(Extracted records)
— begin —

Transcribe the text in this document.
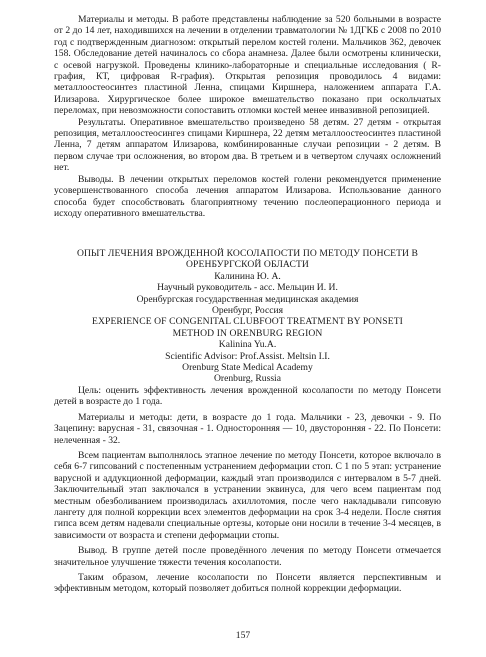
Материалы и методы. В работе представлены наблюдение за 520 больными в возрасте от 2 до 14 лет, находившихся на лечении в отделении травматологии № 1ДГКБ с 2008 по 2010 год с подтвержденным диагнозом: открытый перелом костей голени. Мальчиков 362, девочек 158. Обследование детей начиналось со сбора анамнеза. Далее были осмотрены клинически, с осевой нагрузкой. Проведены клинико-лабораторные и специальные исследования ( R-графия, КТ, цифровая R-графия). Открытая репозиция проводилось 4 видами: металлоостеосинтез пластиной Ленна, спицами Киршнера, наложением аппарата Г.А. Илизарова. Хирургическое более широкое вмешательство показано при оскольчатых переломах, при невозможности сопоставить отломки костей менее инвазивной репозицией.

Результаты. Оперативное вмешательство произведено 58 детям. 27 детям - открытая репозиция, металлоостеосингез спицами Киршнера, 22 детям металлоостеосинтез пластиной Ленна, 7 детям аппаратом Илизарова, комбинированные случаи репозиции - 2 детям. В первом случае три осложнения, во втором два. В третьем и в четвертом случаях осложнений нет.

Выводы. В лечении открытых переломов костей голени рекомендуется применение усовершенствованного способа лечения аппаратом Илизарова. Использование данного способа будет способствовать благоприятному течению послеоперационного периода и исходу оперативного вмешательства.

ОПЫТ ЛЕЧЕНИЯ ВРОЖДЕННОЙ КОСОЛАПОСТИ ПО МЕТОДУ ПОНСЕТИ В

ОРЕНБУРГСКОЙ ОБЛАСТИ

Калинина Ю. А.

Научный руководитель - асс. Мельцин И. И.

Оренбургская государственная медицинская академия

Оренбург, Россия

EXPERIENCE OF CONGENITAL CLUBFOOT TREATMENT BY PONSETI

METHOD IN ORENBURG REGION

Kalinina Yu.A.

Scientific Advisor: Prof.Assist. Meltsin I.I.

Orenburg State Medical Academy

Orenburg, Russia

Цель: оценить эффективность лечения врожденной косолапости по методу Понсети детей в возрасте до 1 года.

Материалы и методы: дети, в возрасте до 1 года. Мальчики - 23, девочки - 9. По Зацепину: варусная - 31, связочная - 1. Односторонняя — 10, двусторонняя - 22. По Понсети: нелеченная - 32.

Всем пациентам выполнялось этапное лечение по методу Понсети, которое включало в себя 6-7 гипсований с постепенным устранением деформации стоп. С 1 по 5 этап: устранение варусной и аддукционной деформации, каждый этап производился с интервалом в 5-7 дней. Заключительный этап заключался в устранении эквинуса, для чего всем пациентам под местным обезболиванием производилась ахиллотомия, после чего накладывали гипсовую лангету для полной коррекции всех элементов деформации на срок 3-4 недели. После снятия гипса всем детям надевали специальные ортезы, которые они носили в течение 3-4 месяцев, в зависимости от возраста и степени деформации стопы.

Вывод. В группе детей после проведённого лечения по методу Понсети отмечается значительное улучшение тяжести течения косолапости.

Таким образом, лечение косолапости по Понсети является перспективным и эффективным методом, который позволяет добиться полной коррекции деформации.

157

— end —

Gather all lines of the records that include the word "года".

Цель: оценить эффективность лечения врожденной косолапости по методу Понсети детей в возрасте до 1 года.
Материалы и методы: дети, в возрасте до 1 года. Мальчики - 23, девочки - 9. По Зацепину: варусная - 31, связочная - 1. Односторонняя — 10, двусторонняя - 22. По Понсети: нелеченная - 32.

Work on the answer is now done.